___ Given records ___
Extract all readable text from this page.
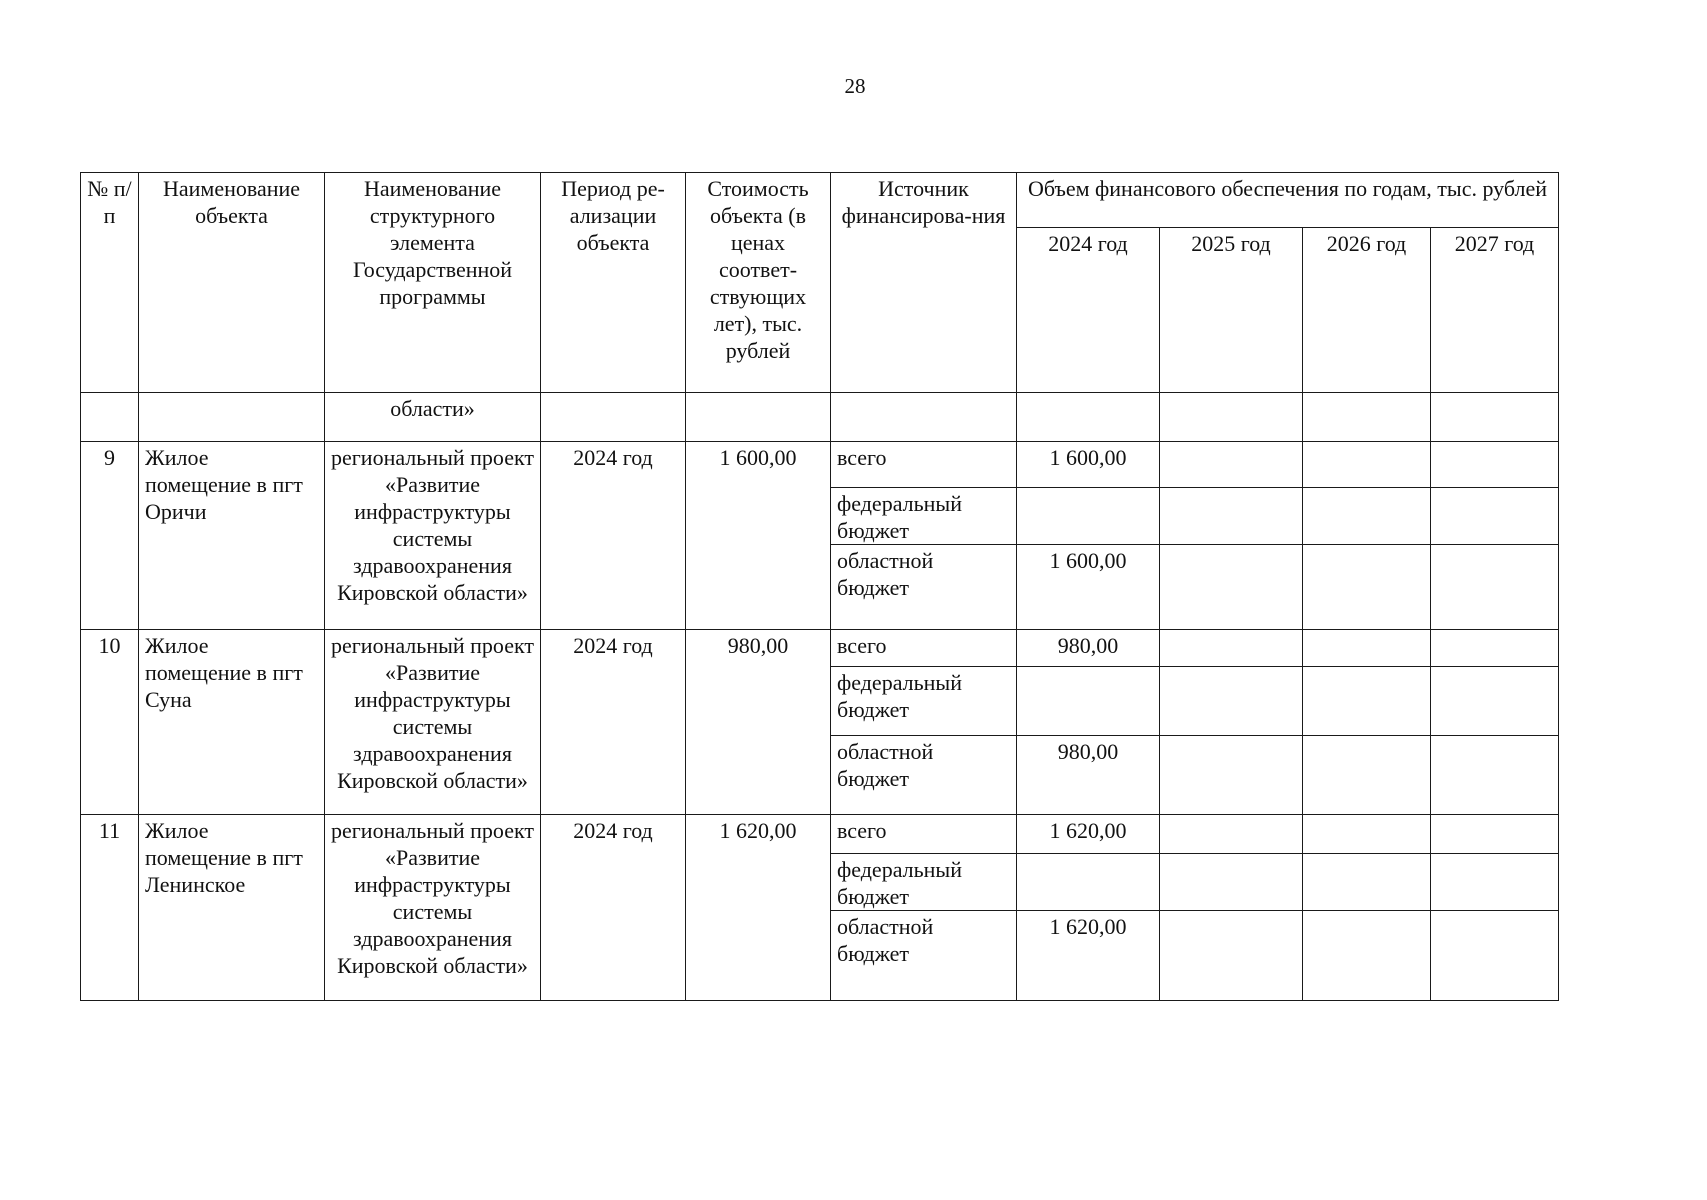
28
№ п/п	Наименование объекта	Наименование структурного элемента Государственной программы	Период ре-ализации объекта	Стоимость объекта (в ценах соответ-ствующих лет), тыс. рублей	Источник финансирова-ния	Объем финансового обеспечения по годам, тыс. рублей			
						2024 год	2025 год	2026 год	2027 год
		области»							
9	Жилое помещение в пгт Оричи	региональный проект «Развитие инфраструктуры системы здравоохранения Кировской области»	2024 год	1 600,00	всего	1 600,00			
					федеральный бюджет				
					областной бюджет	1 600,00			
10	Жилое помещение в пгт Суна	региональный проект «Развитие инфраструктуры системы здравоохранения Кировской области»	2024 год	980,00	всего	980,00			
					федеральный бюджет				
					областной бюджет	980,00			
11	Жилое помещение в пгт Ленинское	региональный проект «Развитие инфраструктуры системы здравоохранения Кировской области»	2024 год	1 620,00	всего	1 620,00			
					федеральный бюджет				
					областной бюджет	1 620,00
___
- **The problem**
From the listing above, copy every line that holds the string "Кировской".

- **Result for this exercise**
9	Жилое помещение в пгт Оричи	региональный проект «Развитие инфраструктуры системы здравоохранения Кировской области»	2024 год	1 600,00	всего	1 600,00			
10	Жилое помещение в пгт Суна	региональный проект «Развитие инфраструктуры системы здравоохранения Кировской области»	2024 год	980,00	всего	980,00			
11	Жилое помещение в пгт Ленинское	региональный проект «Развитие инфраструктуры системы здравоохранения Кировской области»	2024 год	1 620,00	всего	1 620,00			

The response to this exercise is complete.